=== Aufgabenstellung ===
#1 Gib aus der OGH-Entscheidung die Passage wortgetreu wieder: Beginne bei den Worten „Das Berufungsgericht wies“ und höre nach „verspätet zurückzuweisen sei.“ auf.
#2 Führe die OGH-Entscheidung über die verspätete Berufung nach ihrem letzten Satz fort.

TE OGH 2018/8/28 5Ob129/18h

JUSLINE Entscheidung

Veröffentlicht am 28.08.2018
beobachten
merken

Kopf

Der Oberste Gerichtshof hat durch den Senatspräsidenten Dr. Jensik als Vorsitzenden sowie die Hofrätin Dr. Grohmann und die Hofräte Mag. Wurzer, Mag. Painsi und Dr. Steger als weitere Richter in der Rechtssache der klagenden Partei g***** GmbH, *****, vertreten durch Dr. Stefan Hoffmann, Dr. Thomas Herzog, Rechtsanwälte in Vöcklabruck, gegen die beklagte Partei G*****, vertreten durch Mag. Percy Hirsch, Rechtsanwalt in Wels, wegen 5.092,80 EUR sA, über den Rekurs der beklagten Partei gegen den Beschluss des Landesgerichts Wels als Berufungsgericht vom 25. April 2018, GZ 22 R 135/18m-47, den

Beschluss

gefasst:

Spruch

Dem Rekurs wird nicht Folge gegeben.

Die beklagte Partei ist schuldig, der klagenden Partei die mit 418,78 EUR (darin 69,80 EUR USt) bestimmten Kosten des Rekursverfahrens binnen 14 Tagen zu ersetzen.

Text

Begründung:

Das Erstgericht gab dem Klagebegehren teilweise statt. Das Urteil wurde dem Beklagtenvertreter am 23. 1. 2018 zugestellt. Am 20. 2. 2018 langte beim Erstgericht ein von der Beklagten selbst verfasstes Schreiben ein, in dem sie erklärte, gegen die Entscheidung Einspruch zu erheben, und ersuchte, die Berufungsfrist zu verlängern, um einen neuen Rechtsanwalt suchen zu können. Das Erstgericht übermittelte dieses „möglicherweise als Berufung einzustufende Schreiben“ dem Beklagtenvertreter zur Verbesserung binnen 14 Tagen durch Unterfertigung und allfällige Ergänzung.

Das Berufungsgericht wies die daraufhin verbesserte Berufung als verspätet zurück. Der Verbesserungsauftrag des Erstgerichts sei zu Unrecht erfolgt, weil der Beklagten bewusst gewesen sei, dass die Berufung der Unterschrift eines Rechtsanwalts bedürfe. Bringe eine Partei jedoch im Bewusstsein ihrer Fehlerhaftigkeit eine Eingabe ein, um einen Verbesserungsauftrag und damit eine Fristverlängerung zu erreichen, sei ihr die Verbesserungsmöglichkeit nicht zu gewähren. Der dennoch erteilte Verbesserungsauftrag habe keine Fristverlängerung zur Folge, weshalb die Berufung als verspätet zurückzuweisen sei.

=== Auflistung ===
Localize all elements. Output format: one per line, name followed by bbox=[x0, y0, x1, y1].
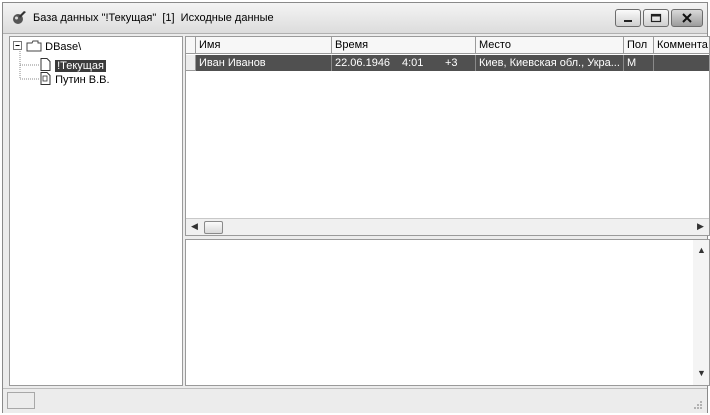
collapse-icon[interactable] bbox=[13, 41, 23, 51]
tree-item-label: Путин В.В. bbox=[55, 74, 110, 86]
resize-grip-icon[interactable] bbox=[693, 400, 703, 410]
cell-timezone: +3 bbox=[445, 57, 458, 69]
close-icon bbox=[682, 13, 692, 23]
horizontal-scrollbar[interactable]: ◀ ▶ bbox=[186, 218, 709, 235]
cell-date: 22.06.1946 bbox=[335, 57, 391, 69]
status-panel bbox=[7, 392, 35, 409]
cell-sex[interactable]: М bbox=[624, 55, 654, 71]
scroll-right-icon[interactable]: ▶ bbox=[697, 221, 704, 232]
vertical-scrollbar[interactable]: ▲ ▼ bbox=[693, 240, 709, 385]
scroll-thumb[interactable] bbox=[204, 221, 223, 234]
tree-item-putin[interactable]: Путин В.В. bbox=[40, 72, 110, 86]
column-header-comment[interactable]: Коммента bbox=[654, 37, 709, 54]
cell-time[interactable]: 22.06.1946 4:01 +3 bbox=[332, 55, 476, 71]
scroll-down-icon[interactable]: ▼ bbox=[697, 368, 706, 378]
minimize-button[interactable] bbox=[615, 9, 641, 27]
row-indicator[interactable] bbox=[186, 55, 196, 71]
column-header-name[interactable]: Имя bbox=[196, 37, 332, 54]
document-icon bbox=[40, 58, 51, 71]
cell-place[interactable]: Киев, Киевская обл., Укра... bbox=[476, 55, 624, 71]
title-bar[interactable]: База данных "!Текущая" [1] Исходные данн… bbox=[3, 3, 707, 34]
document-icon bbox=[40, 72, 51, 85]
column-header-time[interactable]: Время bbox=[332, 37, 476, 54]
table-row[interactable]: Иван Иванов 22.06.1946 4:01 +3 Киев, Кие… bbox=[196, 55, 709, 71]
window-title: База данных "!Текущая" [1] Исходные данн… bbox=[33, 12, 274, 24]
database-tree[interactable]: DBase\ !Текущая Путин В.В. bbox=[9, 36, 183, 386]
notes-text-area[interactable]: ▲ ▼ bbox=[185, 239, 710, 386]
close-button[interactable] bbox=[671, 9, 703, 27]
status-bar bbox=[3, 388, 707, 413]
minimize-icon bbox=[624, 20, 632, 22]
tree-root[interactable]: DBase\ bbox=[13, 40, 81, 54]
main-window: База данных "!Текущая" [1] Исходные данн… bbox=[2, 2, 710, 413]
maximize-icon bbox=[650, 13, 662, 23]
cell-clock: 4:01 bbox=[402, 57, 424, 69]
column-header-sex[interactable]: Пол bbox=[624, 37, 654, 54]
app-icon bbox=[13, 11, 26, 24]
column-header-place[interactable]: Место bbox=[476, 37, 624, 54]
cell-name[interactable]: Иван Иванов bbox=[196, 55, 332, 71]
tree-item-label: !Текущая bbox=[55, 60, 106, 72]
data-grid[interactable]: Имя Время Место Пол Коммента Иван Иванов… bbox=[185, 36, 710, 236]
scroll-up-icon[interactable]: ▲ bbox=[697, 245, 706, 255]
maximize-button[interactable] bbox=[643, 9, 669, 27]
scroll-left-icon[interactable]: ◀ bbox=[191, 221, 198, 232]
grid-corner bbox=[186, 37, 196, 54]
tree-root-label: DBase\ bbox=[45, 41, 82, 53]
tree-item-current[interactable]: !Текущая bbox=[40, 58, 106, 72]
cell-comment[interactable] bbox=[654, 55, 709, 71]
folder-icon bbox=[26, 40, 42, 52]
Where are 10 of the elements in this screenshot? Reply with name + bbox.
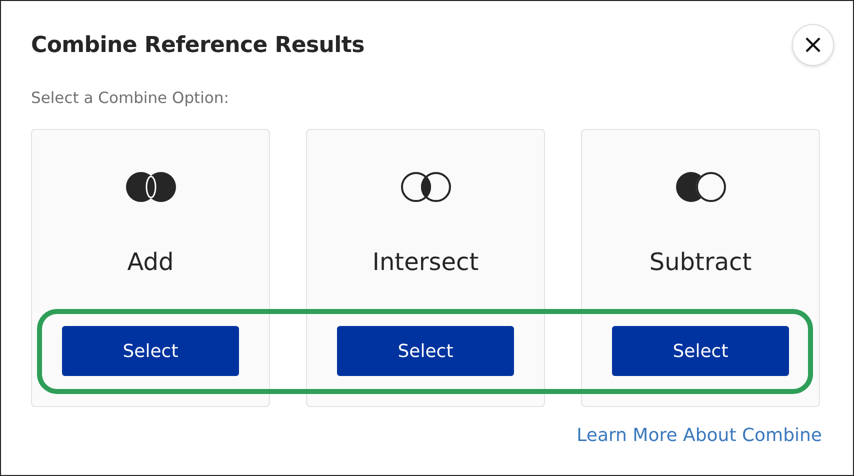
learn-more-link[interactable]: Learn More About Combine <box>576 425 822 446</box>
option-label: Subtract <box>649 248 752 276</box>
dialog-title: Combine Reference Results <box>31 32 364 58</box>
close-button[interactable]: × <box>792 24 834 66</box>
select-button[interactable]: Select <box>337 326 514 376</box>
select-button[interactable]: Select <box>62 326 239 376</box>
prompt-text: Select a Combine Option: <box>31 89 230 107</box>
option-label: Add <box>127 248 174 276</box>
option-label: Intersect <box>372 248 479 276</box>
select-button[interactable]: Select <box>612 326 789 376</box>
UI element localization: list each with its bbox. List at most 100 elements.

=== Lösungen ===
#1
Das Berufungsgericht wies die daraufhin verbesserte Berufung als verspätet zurück. Der Verbesserungsauftrag des Erstgerichts sei zu Unrecht erfolgt, weil der Beklagten bewusst gewesen sei, dass die Berufung der Unterschrift eines Rechtsanwalts bedürfe. Bringe eine Partei jedoch im Bewusstsein ihrer Fehlerhaftigkeit eine Eingabe ein, um einen Verbesserungsauftrag und damit eine Fristverlängerung zu erreichen, sei ihr die Verbesserungsmöglichkeit nicht zu gewähren. Der dennoch erteilte Verbesserungsauftrag habe keine Fristverlängerung zur Folge, weshalb die Berufung als verspätet zurückzuweisen sei.

#2
Gegen diese Entscheidung richtet sich der Rekurs der Beklagten. Sie beantragt, den angefochtenen Beschluss des Berufungsgerichts aufzuheben und diesem die inhaltliche Erledigung der Berufung aufzutragen.

Die Klägerin beantragte in ihrer Rekursbeantwortung, dem Rekurs nicht Folge zu geben.

Rechtliche Beurteilung

Der Rekurs ist nicht berechtigt.

1. Gegen einen Beschluss, mit dem das Berufungsgericht eine Berufung wegen Verspätung zurückweist, ist der Rekurs gemäß § 519 Abs 1 Z 1 ZPO ohne Rücksicht auf den Streitwert und ungeachtet des Vorliegens einer erheblichen Rechtsfrage zulässig (RIS-Justiz RS0042770; RS0043893; RS0098745; RS0043861; RS0043882; RS0043886). Das Rekursverfahren vor dem Obersten Gerichtshof ist seit der ZVN 2009 zweiseitig (RIS-Justiz RS0128487; RS0125481; RS0098745 [T21]; RS0043882 [T12]).

2. Der Oberste Gerichtshof erachtet die Begründung des angefochtenen Beschlusses für zutreffend (§ 510 Abs 3 Satz 2 iVm § 528a ZPO). Ergänzend ist auszuführen:

2.1. Einer Partei ist in der Regel gemäß §§ 84 f ZPO die Möglichkeit einzuräumen, Formmängel einer Prozesshandlung – zu denen auch die fehlende anwaltliche Vertretung gehört – innerhalb einer vom Gericht zu setzenden Frist zu beheben, außer die Partei hat ihre Eingabe im Bewusstsein ihrer Fehlerhaftigkeit eingebracht (RIS-Justiz RS0036385 [T11]; RS0036447 [T7]). Die Beklagte wurde wiederholt (im Zuge der Ladung zu den Tagsatzungen vom 26. 8. 2016 und 1. 3. 2017) ausdrücklich darüber belehrt, dass in diesem Verfahren absolute Anwaltspflicht herrscht. Auch aus dem Umstand, dass die Beklagte in ihrem Schreiben die Fristverlängerung gerade für die Suche eines Rechtsanwalts beantragte, ergibt sich unzweifelhaft, dass der Beklagten das Erfordernis der Unterschrift eines Rechtsanwalts bekannt war. Schon aus diesem Grund wäre von der Einleitung eines Verbesserungsverfahrens abzusehen gewesen.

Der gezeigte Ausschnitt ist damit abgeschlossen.